-- START Supplied material --

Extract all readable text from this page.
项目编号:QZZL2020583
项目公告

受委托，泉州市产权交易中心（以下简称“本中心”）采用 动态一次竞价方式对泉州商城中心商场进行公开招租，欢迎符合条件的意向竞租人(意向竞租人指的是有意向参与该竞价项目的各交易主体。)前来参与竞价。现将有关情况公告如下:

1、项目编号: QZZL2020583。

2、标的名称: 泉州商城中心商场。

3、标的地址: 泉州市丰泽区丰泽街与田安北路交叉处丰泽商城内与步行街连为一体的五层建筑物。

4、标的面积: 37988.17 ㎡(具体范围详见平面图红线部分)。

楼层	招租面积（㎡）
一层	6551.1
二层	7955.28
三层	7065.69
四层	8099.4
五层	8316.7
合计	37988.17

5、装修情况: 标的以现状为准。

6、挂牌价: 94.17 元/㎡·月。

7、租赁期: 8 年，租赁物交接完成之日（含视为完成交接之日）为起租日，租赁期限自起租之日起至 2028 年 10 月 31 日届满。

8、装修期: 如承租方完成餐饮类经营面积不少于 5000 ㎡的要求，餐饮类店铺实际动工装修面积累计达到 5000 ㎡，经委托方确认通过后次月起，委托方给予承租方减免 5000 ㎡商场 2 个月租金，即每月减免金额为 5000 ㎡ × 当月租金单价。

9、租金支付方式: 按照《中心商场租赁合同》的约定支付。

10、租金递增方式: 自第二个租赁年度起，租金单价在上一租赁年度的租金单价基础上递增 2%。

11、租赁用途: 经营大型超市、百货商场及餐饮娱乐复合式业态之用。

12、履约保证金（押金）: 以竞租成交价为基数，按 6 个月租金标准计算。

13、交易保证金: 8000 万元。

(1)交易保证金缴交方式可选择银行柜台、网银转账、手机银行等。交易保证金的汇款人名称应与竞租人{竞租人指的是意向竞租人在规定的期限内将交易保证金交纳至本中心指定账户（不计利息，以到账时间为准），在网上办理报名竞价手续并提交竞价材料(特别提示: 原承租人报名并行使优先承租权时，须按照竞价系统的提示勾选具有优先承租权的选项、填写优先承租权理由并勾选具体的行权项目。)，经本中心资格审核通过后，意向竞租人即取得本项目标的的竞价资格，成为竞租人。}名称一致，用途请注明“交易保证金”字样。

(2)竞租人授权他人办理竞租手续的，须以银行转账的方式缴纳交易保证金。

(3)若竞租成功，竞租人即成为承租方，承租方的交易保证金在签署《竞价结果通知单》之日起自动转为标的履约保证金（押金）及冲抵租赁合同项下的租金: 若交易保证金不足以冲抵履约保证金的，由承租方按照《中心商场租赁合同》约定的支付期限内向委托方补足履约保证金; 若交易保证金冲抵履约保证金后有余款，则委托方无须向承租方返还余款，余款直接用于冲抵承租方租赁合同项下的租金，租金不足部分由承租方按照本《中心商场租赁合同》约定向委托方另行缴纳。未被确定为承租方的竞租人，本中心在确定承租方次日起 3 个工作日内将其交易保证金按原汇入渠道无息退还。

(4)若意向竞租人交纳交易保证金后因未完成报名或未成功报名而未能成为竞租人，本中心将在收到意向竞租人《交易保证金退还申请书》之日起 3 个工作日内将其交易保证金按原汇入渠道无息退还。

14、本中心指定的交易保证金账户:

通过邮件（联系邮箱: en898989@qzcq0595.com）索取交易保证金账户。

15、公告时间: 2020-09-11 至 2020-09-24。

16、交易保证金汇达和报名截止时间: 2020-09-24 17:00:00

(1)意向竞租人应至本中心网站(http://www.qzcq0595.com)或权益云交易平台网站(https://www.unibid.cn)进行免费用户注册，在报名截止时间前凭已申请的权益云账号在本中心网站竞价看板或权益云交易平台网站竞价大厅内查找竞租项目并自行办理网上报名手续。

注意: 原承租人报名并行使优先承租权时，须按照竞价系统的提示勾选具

-- END Supplied material --

__What this task involves__. Return each line among the entries that holds the word "项目编号".

__Response to the exercise__.
项目编号:QZZL2020583
1、项目编号: QZZL2020583。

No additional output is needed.